Extracted data entries:

--- Start ---

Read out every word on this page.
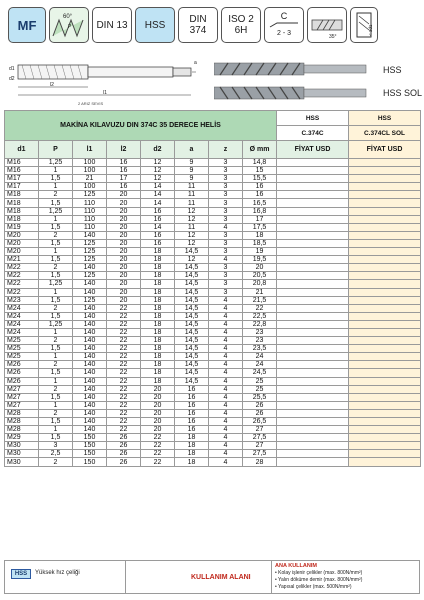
MF
60°
P	DIN 13	HSS	DIN
374
ISO 2
6H
C
2 - 3	35°
< 3d1
d1
d2
a
l2
l1
2 ARIZ SEVIS
HSS
HSS SOL
MAKİNA KILAVUZU DIN 374C 35 DERECE HELİS								HSS	HSS
								C.374C	C.374CL SOL
d1	P	l1	l2	d2	a	z	Ø mm	FİYAT USD	FİYAT USD
M16	1,25	100	16	12	9	3	14,8		
M16	1	100	16	12	9	3	15		
M17	1,5	21	17	12	9	3	15,5		
M17	1	100	16	14	11	3	16		
M18	2	125	20	14	11	3	16		
M18	1,5	110	20	14	11	3	16,5		
M18	1,25	110	20	16	12	3	16,8		
M18	1	110	20	16	12	3	17		
M19	1,5	110	20	14	11	4	17,5		
M20	2	140	20	16	12	3	18		
M20	1,5	125	20	16	12	3	18,5		
M20	1	125	20	18	14,5	3	19		
M21	1,5	125	20	18	12	4	19,5		
M22	2	140	20	18	14,5	3	20		
M22	1,5	125	20	18	14,5	3	20,5		
M22	1,25	140	20	18	14,5	3	20,8		
M22	1	140	20	18	14,5	3	21		
M23	1,5	125	20	18	14,5	4	21,5		
M24	2	140	22	18	14,5	4	22		
M24	1,5	140	22	18	14,5	4	22,5		
M24	1,25	140	22	18	14,5	4	22,8		
M24	1	140	22	18	14,5	4	23		
M25	2	140	22	18	14,5	4	23		
M25	1,5	140	22	18	14,5	4	23,5		
M25	1	140	22	18	14,5	4	24		
M26	2	140	22	18	14,5	4	24		
M26	1,5	140	22	18	14,5	4	24,5		
M26	1	140	22	18	14,5	4	25		
M27	2	140	22	20	16	4	25		
M27	1,5	140	22	20	16	4	25,5		
M27	1	140	22	20	16	4	26		
M28	2	140	22	20	16	4	26		
M28	1,5	140	22	20	16	4	26,5		
M28	1	140	22	20	16	4	27		
M29	1,5	150	26	22	18	4	27,5		
M30	3	150	26	22	18	4	27		
M30	2,5	150	26	22	18	4	27,5		
M30	2	150	26	22	18	4	28		
HSS	Yüksek hız çeliği
KULLANIM ALANI
ANA KULLANIM
• Kolay işlenir çelikler (max. 800N/mm²)
• Yalın döküme demir (max. 800N/mm²)
• Yapısal çelikler (max. 500N/mm²)
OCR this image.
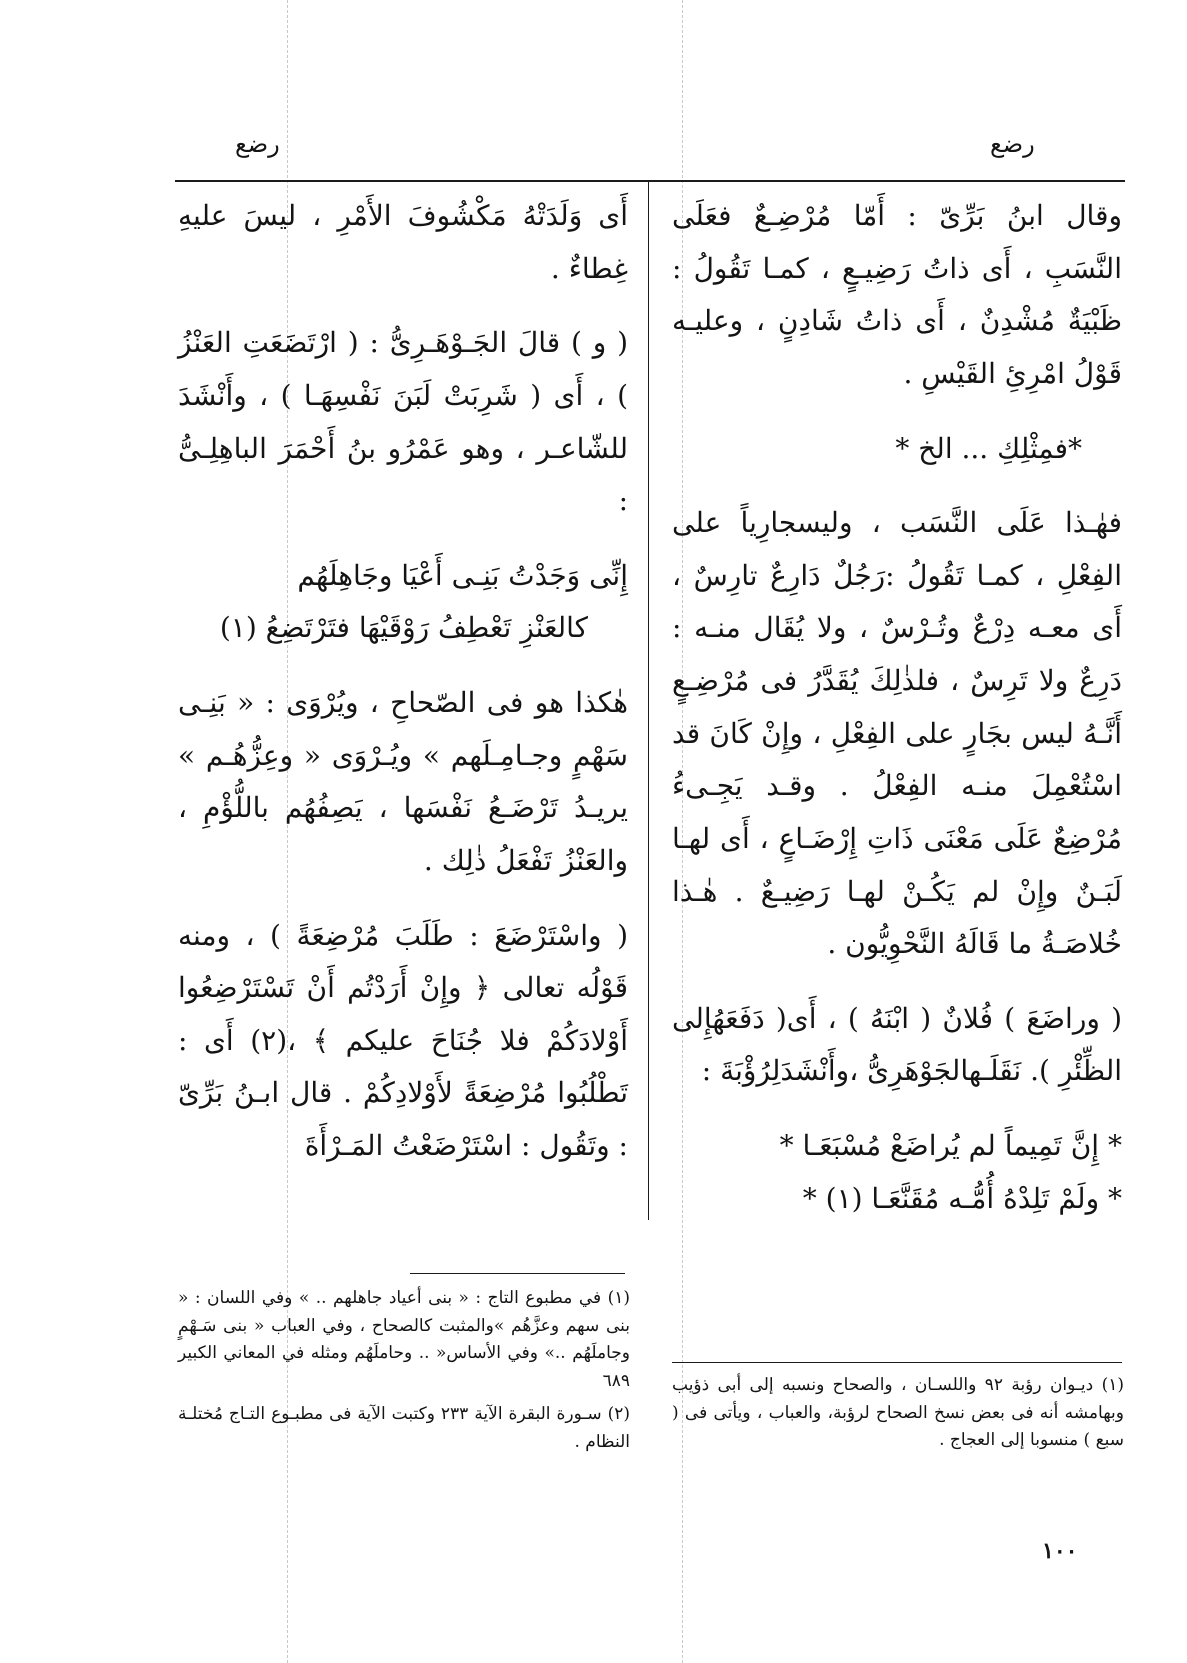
رضع
رضع

وقال ابنُ بَرِّىّ : أَمّا مُرْضِـعٌ فعَلَى النَّسَبِ ، أَى ذاتُ رَضِيـعٍ ، كمـا تَقُولُ : ظَبْيَةٌ مُشْدِنٌ ، أَى ذاتُ شَادِنٍ ، وعليـه قَوْلُ امْرِئِ القَيْسِ .

*فمِثْلِكِ ... الخ *

فهٰـذا عَلَى النَّسَب ، وليسجارِياً على الفِعْلِ ، كمـا تَقُولُ :رَجُلٌ دَارِعٌ تارِسٌ ، أَى معـه دِرْعٌ وتُـرْسٌ ، ولا يُقَال منـه : دَرِعٌ ولا تَرِسٌ ، فلذٰلِكَ يُقَدَّرُ فى مُرْضِـعٍ أَنَّـهُ ليس بجَارٍ على الفِعْلِ ، وإِنْ كَانَ قد اسْتُعْمِلَ منـه الفِعْلُ . وقـد يَجِـىءُ مُرْضِعٌ عَلَى مَعْنَى ذَاتِ إِرْضَـاعٍ ، أَى لهـا لَبَـنٌ وإِنْ لم يَكُـنْ لهـا رَضِيـعٌ . هٰـذا خُلاصَـةُ ما قَالَهُ النَّحْوِيُّون .

( وراضَعَ ) فُلانٌ ( ابْنَهُ ) ، أَى( دَفَعَهُإِلى الظِّئْرِ ). نَقَلَـهالجَوْهَرِىُّ ،وأَنْشَدَلِرُؤْبَةَ :

* إِنَّ تَمِيماً لم يُراضَعْ مُسْبَعَـا *
* ولَمْ تَلِدْهُ أُمُّـه مُقَنَّعَـا (١) *

أَى وَلَدَتْهُ مَكْشُوفَ الأَمْرِ ، ليسَ عليهِ غِطاءٌ .

( و ) قالَ الجَـوْهَـرِىُّ : ( ارْتَضَعَتِ العَنْزُ ) ، أَى ( شَرِبَتْ لَبَنَ نَفْسِهَـا ) ، وأَنْشَدَ للشّاعـر ، وهو عَمْرُو بنُ أَحْمَرَ الباهِلِـىُّ :

إِنِّى وَجَدْتُ بَنِـى أَعْيَا وجَاهِلَهُم
كالعَنْزِ تَعْطِفُ رَوْقَيْهَا فتَرْتَضِعُ (١)

هٰكذا هو فى الصّحاحِ ، ويُرْوَى : « بَنِـى سَهْمٍ وجـامِـلَهم » ويُـرْوَى « وعِزُّهُـم » يريـدُ تَرْضَـعُ نَفْسَها ، يَصِفُهُم باللُّؤْمِ ، والعَنْزُ تَفْعَلُ ذٰلِك .

( واسْتَرْضَعَ : طَلَبَ مُرْضِعَةً ) ، ومنه قَوْلُه تعالى ﴿ وإِنْ أَرَدْتُم أَنْ تَسْتَرْضِعُوا أَوْلادَكُمْ فلا جُنَاحَ عليكم ﴾ ،(٢) أَى : تَطْلُبُوا مُرْضِعَةً لأَوْلادِكُمْ . قال ابـنُ بَرِّىّ : وتَقُول : اسْتَرْضَعْتُ المَـرْأَةَ

(١) في مطبوع التاج : « بنى أعياد جاهلهم .. » وفي اللسان : « بنى سهم وعزَّهُم »والمثبت كالصحاح ، وفي العباب « بنى سَـهْمٍ وجاملَهُم ..» وفي الأساس« .. وحاملَهُم ومثله في المعاني الكبير ٦٨٩

(٢) سـورة البقرة الآية ٢٣٣ وكتبت الآية فى مطبـوع التـاج مُختلـة النظام .

(١) ديـوان رؤبة ٩٢ واللسـان ، والصحاح ونسبه إلى أبى ذؤيب وبهامشه أنه فى بعض نسخ الصحاح لرؤبة، والعباب ، ويأتى فى ( سبع ) منسوبا إلى العجاج .

١٠٠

--- End ---

■ Brief
Within the listing above, work out how many lines contain the string "this", and reply with that number only.

■ Exercise output
2